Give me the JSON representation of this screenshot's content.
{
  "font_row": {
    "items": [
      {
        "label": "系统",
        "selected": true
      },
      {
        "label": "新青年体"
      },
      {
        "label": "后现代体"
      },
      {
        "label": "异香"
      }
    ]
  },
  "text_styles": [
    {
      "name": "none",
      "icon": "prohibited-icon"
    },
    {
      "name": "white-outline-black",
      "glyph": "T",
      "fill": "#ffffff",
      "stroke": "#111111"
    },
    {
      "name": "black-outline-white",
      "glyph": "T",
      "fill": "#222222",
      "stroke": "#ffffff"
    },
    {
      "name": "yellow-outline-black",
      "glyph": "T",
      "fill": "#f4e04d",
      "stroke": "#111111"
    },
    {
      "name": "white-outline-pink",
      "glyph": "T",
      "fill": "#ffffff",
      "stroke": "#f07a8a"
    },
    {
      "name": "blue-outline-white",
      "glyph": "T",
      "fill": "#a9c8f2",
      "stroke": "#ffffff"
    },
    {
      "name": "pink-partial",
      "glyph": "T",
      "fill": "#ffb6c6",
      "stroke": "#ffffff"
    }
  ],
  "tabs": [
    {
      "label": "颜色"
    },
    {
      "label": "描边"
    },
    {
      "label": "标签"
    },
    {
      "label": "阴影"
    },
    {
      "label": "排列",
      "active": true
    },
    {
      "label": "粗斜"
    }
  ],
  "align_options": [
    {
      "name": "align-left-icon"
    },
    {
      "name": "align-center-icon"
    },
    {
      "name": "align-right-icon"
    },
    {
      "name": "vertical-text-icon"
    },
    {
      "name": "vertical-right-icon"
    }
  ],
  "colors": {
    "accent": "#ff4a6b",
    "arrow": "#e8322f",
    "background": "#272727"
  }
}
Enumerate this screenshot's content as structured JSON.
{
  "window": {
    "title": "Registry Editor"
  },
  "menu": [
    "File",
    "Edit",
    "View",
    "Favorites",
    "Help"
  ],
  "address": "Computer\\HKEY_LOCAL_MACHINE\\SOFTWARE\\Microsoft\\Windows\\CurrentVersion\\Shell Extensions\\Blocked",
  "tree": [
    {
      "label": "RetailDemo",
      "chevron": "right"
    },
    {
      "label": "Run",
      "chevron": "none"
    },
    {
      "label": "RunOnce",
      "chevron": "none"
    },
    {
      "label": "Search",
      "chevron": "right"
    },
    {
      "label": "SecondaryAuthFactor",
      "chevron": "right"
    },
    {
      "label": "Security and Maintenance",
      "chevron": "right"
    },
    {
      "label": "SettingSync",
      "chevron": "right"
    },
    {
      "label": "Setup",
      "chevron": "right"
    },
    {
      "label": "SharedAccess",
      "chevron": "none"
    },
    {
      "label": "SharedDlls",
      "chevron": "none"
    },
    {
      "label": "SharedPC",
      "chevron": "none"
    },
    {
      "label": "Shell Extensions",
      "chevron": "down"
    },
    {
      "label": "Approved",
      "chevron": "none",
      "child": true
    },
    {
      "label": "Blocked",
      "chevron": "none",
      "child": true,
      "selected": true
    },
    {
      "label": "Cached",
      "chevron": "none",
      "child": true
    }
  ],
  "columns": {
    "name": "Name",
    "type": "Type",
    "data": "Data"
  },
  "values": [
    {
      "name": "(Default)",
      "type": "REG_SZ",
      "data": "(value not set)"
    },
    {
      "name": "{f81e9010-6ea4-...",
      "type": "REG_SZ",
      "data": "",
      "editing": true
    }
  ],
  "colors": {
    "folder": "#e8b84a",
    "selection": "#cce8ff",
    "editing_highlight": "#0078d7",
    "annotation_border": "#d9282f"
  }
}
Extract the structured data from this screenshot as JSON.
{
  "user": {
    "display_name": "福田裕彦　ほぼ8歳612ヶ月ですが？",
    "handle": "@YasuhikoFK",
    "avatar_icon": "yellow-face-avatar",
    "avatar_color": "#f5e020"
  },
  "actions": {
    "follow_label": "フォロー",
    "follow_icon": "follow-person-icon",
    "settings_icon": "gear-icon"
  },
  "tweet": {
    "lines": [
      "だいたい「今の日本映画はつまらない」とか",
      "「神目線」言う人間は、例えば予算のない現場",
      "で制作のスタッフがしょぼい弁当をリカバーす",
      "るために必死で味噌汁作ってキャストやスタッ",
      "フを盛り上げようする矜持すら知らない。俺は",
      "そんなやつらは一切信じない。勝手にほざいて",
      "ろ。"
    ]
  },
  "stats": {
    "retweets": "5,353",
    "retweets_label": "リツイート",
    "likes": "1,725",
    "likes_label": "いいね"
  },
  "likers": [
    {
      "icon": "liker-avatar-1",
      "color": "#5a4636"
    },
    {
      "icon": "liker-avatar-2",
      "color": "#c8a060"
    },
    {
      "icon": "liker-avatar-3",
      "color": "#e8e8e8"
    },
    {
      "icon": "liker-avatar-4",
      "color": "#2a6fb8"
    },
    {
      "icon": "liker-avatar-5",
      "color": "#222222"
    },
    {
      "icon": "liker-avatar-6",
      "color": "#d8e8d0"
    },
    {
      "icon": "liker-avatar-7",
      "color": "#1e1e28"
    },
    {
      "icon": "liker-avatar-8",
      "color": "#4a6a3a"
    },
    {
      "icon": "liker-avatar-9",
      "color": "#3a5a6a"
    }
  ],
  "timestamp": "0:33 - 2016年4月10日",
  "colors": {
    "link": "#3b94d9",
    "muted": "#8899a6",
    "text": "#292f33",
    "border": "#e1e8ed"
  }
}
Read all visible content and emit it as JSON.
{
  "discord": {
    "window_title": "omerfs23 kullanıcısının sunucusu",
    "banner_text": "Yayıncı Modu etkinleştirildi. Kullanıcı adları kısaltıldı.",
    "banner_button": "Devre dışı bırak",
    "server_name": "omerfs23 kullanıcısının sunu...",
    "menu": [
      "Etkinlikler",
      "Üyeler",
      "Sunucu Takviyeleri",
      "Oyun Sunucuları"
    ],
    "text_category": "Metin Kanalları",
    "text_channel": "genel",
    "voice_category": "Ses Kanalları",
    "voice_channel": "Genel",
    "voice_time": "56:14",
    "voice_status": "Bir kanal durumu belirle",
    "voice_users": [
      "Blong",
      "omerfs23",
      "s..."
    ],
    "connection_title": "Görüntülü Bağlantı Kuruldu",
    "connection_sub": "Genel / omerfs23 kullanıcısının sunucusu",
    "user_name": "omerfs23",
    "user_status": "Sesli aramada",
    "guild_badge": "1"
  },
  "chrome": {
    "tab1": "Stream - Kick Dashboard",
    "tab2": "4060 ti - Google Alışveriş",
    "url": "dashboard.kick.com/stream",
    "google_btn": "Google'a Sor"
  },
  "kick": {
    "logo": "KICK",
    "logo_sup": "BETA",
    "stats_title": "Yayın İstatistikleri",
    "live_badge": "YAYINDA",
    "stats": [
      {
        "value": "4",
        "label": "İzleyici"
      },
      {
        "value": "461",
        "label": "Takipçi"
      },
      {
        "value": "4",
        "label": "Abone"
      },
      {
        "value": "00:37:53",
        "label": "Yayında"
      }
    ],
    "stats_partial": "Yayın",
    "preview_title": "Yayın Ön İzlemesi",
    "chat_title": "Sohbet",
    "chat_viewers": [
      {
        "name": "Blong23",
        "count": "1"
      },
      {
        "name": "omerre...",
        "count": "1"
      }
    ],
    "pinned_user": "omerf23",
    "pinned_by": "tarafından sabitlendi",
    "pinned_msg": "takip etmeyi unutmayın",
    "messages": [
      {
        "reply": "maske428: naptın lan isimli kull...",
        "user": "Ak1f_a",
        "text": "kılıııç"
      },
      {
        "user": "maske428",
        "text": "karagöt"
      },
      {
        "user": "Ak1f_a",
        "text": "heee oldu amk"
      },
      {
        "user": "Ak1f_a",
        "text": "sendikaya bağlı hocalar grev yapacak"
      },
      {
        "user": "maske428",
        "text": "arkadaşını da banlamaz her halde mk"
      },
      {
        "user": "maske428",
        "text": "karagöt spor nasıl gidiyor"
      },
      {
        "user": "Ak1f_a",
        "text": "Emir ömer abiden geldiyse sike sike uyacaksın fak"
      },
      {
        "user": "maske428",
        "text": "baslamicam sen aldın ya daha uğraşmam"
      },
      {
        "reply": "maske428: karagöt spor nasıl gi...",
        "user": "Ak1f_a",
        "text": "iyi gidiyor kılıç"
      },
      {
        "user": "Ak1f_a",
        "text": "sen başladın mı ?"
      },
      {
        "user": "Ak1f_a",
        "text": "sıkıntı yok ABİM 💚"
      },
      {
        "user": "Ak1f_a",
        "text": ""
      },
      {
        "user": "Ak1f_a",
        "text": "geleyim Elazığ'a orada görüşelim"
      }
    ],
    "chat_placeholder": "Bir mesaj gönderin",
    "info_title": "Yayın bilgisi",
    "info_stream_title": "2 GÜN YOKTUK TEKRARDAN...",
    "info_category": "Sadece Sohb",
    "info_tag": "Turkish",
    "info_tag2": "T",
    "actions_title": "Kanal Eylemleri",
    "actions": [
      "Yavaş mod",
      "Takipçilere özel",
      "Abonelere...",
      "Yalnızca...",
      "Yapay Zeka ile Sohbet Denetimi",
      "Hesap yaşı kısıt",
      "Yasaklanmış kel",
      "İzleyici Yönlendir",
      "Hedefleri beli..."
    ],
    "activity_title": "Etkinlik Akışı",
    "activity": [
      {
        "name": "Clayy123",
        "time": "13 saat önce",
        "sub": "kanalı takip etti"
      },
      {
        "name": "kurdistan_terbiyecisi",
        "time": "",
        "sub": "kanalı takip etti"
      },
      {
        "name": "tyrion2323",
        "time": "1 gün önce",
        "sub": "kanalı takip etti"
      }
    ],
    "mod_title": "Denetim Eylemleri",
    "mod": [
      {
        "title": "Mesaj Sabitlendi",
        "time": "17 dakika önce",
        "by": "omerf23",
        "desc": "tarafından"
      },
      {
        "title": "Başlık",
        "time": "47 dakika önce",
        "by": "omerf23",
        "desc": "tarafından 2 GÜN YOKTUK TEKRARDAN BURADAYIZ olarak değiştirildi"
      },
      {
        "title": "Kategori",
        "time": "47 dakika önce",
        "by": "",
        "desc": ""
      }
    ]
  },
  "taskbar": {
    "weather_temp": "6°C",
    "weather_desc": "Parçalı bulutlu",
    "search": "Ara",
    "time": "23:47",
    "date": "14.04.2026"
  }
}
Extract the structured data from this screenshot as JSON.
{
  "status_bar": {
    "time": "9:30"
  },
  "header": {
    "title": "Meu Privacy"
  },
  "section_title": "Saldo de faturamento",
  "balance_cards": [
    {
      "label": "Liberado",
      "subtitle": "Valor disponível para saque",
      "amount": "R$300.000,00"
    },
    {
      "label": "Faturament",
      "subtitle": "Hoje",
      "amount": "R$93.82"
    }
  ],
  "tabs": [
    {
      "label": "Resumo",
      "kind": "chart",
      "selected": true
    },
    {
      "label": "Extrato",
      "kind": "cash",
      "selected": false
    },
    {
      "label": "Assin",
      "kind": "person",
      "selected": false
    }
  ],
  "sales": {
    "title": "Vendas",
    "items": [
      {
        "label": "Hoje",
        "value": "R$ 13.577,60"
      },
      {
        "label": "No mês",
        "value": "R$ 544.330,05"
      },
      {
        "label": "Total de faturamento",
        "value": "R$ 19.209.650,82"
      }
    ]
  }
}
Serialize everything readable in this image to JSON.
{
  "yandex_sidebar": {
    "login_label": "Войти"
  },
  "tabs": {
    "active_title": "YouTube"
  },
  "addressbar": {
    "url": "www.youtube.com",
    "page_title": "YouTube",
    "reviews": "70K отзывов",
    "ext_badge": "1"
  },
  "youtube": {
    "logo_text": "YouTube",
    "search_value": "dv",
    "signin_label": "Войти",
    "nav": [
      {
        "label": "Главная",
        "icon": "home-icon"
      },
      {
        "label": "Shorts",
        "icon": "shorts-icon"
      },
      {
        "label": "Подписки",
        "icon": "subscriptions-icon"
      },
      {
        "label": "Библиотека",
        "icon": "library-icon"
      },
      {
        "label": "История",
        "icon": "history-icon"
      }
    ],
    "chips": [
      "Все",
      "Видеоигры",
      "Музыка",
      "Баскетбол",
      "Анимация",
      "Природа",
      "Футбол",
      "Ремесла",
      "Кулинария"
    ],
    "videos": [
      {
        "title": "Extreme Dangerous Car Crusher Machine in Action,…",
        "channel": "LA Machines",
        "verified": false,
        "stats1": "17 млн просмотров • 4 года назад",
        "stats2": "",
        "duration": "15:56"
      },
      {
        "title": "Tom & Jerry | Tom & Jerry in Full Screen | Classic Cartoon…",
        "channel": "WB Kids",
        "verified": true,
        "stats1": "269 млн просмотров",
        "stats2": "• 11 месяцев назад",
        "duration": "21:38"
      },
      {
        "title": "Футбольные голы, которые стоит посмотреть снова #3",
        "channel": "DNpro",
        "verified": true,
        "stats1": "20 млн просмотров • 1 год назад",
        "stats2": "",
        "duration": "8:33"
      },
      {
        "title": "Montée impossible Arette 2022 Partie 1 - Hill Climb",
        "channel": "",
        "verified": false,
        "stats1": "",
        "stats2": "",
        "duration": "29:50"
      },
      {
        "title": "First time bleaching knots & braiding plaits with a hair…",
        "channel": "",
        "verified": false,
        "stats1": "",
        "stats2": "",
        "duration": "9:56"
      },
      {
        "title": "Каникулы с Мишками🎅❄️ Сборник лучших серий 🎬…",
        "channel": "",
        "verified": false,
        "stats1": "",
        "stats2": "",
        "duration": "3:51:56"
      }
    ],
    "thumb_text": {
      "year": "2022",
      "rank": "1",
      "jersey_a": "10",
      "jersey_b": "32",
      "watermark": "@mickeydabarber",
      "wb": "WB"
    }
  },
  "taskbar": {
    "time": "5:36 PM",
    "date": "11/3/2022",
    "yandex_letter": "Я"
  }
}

· · ·

Review the material and copy each line in which the word "data" appears.

    "data": "Data"
      "data": "(value not set)"
      "data": "",
Extract the structured data from this screenshot as JSON.
Extract the structured data from this screenshot as JSON.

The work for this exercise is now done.